* WHAT YOU NEED TO DO *
Of all the lines here, how many include the string "села"? Answer with the number only.
== DATA LISTING ==
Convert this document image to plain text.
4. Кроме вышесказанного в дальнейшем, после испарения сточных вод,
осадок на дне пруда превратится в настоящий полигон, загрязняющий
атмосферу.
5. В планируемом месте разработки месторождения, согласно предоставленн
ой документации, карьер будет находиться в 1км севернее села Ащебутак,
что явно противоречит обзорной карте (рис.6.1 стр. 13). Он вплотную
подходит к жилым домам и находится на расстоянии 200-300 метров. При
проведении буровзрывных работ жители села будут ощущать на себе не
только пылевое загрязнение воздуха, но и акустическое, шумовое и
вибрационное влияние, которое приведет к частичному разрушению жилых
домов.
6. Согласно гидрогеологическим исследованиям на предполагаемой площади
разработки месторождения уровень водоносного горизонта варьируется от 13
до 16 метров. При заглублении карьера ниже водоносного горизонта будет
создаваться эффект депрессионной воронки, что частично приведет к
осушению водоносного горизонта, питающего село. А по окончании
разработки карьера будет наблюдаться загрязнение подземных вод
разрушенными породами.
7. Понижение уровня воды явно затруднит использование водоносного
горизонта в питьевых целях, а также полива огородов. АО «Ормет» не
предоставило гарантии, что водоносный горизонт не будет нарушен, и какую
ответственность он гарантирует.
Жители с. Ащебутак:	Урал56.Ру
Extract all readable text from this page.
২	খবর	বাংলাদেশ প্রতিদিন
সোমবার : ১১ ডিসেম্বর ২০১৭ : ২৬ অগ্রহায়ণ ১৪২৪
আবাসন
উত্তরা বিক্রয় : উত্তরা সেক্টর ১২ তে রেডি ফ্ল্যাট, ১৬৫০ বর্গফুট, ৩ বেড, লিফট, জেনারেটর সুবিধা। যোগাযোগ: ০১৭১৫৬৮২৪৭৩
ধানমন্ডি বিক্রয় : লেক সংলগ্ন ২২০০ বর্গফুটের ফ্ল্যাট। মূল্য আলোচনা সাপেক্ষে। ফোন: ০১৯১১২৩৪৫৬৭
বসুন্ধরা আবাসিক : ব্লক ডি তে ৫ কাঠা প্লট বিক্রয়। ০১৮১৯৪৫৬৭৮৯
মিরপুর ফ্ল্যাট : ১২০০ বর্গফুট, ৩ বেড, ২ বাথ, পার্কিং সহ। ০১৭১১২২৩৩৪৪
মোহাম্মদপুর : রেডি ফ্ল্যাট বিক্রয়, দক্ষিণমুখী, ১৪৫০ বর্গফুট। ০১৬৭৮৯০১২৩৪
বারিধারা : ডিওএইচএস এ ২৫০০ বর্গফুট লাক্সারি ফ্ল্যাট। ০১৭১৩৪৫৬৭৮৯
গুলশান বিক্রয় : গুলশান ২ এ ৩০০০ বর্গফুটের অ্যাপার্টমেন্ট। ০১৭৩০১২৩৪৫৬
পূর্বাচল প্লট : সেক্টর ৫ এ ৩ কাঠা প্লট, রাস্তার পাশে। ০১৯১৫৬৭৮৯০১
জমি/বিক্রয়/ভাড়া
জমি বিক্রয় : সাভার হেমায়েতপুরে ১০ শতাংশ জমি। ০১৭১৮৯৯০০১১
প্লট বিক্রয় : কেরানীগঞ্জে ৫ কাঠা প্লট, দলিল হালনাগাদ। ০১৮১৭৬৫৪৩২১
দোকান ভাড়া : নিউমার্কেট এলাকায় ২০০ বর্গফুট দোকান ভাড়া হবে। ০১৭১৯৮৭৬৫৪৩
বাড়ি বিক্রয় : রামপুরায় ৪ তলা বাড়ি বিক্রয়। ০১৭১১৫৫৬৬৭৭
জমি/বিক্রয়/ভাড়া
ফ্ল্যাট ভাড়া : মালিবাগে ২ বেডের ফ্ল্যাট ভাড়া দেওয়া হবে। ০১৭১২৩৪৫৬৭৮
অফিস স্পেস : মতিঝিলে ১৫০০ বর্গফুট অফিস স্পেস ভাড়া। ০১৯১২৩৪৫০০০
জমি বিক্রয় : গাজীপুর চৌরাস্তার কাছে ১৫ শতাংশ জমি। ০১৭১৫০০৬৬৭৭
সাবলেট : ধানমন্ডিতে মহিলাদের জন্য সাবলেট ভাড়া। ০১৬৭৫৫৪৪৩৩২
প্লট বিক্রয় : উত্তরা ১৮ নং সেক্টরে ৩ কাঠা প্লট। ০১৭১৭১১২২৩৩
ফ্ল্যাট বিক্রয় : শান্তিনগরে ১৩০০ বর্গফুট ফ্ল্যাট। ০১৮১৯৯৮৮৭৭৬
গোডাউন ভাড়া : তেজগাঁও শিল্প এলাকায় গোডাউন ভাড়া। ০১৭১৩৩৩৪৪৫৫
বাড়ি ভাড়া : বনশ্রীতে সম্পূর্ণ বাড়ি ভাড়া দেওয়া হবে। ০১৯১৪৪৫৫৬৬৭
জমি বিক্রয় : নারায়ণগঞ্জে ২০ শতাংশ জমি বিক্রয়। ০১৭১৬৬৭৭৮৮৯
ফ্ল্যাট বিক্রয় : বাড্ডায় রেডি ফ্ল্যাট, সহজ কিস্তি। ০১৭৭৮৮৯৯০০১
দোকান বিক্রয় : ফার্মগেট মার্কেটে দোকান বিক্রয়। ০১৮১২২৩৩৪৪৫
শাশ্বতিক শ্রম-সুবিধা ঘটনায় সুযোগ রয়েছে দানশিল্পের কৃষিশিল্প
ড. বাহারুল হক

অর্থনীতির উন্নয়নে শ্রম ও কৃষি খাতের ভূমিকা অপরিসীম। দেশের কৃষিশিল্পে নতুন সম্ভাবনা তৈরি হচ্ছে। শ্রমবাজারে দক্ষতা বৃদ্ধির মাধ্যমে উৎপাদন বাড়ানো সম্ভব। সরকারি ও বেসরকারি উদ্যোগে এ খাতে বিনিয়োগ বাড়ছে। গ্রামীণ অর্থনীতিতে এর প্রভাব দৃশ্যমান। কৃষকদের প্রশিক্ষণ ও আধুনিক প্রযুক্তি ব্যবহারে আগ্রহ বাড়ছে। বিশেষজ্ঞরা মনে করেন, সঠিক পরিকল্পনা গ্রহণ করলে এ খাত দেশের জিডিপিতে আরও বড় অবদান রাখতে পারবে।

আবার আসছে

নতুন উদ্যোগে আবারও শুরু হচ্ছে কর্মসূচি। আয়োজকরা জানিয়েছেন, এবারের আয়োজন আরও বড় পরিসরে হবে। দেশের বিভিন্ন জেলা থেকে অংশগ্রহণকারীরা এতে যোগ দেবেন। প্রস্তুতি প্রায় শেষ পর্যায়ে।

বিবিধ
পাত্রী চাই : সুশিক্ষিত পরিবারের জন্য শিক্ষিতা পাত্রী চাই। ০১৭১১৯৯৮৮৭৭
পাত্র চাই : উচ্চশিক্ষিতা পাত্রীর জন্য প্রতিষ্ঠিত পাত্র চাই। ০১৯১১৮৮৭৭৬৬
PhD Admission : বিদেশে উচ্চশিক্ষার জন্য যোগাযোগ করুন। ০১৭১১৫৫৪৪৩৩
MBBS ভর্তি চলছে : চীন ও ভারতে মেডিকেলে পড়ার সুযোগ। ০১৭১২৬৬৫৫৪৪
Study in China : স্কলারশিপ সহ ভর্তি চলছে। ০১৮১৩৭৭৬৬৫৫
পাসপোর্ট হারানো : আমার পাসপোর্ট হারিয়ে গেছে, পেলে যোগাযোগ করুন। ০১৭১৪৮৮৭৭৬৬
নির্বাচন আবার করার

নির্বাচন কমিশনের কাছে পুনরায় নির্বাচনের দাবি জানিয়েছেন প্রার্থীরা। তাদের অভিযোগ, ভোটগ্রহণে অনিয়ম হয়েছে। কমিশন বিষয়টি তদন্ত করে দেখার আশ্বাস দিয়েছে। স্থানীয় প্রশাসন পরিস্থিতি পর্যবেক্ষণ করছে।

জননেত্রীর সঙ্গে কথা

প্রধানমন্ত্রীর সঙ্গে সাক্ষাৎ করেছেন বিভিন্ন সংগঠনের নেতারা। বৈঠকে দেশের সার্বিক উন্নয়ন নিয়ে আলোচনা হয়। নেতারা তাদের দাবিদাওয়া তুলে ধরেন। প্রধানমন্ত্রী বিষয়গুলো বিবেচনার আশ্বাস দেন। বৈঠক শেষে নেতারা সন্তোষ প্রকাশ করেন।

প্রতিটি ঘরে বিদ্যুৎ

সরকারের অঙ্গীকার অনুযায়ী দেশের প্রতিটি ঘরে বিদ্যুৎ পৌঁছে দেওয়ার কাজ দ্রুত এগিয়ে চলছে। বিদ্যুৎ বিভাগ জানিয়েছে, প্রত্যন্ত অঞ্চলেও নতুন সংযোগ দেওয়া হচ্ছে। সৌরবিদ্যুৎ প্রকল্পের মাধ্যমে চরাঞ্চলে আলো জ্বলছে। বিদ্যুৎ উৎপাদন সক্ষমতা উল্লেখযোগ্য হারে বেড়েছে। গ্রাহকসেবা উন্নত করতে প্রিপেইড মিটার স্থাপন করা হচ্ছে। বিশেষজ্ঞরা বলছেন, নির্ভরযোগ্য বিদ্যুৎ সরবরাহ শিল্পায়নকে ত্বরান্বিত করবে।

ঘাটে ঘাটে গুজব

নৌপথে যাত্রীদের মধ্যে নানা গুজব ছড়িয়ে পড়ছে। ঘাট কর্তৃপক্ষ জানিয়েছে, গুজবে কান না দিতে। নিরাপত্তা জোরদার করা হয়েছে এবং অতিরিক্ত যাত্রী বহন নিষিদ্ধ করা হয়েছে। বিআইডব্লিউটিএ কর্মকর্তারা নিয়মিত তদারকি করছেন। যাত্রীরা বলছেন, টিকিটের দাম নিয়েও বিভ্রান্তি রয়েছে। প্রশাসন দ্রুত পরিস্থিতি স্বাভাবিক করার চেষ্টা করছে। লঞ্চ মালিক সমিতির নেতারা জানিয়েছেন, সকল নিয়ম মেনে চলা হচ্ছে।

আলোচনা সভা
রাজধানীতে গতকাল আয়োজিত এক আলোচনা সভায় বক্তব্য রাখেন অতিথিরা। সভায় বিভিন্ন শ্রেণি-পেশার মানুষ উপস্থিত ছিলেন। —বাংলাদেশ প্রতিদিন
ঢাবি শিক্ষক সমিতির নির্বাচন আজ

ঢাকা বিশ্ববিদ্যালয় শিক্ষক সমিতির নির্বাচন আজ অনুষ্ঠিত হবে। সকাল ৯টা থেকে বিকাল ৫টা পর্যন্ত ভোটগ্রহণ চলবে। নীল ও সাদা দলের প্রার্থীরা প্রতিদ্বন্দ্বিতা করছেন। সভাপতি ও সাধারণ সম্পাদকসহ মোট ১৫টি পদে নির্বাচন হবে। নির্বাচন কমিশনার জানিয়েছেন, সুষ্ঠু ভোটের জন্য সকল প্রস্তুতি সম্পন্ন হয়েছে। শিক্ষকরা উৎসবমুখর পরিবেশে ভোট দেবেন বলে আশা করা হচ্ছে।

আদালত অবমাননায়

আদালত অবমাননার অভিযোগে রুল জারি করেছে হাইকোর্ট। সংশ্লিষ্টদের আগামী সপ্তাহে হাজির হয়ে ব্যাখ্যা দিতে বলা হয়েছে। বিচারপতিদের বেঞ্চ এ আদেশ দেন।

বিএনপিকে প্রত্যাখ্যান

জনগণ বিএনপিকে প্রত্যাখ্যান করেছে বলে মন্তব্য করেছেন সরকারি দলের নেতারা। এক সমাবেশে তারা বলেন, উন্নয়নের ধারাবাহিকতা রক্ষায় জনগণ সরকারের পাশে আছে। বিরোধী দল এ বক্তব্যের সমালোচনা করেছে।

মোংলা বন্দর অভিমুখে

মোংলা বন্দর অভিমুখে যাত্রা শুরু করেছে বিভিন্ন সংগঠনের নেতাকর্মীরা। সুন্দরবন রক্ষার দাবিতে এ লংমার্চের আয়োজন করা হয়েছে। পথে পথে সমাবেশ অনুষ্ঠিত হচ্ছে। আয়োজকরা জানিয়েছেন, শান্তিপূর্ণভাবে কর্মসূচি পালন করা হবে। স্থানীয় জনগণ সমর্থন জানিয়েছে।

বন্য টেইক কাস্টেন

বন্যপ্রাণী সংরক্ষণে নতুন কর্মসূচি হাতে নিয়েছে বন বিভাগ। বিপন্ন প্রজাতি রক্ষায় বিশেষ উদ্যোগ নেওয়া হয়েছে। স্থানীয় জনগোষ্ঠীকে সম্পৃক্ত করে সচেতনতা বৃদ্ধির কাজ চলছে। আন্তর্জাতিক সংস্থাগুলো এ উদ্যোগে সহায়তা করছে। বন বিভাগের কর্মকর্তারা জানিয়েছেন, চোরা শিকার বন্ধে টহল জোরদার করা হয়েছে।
===
* RESPONSE FOR THIS EXERCISE *
2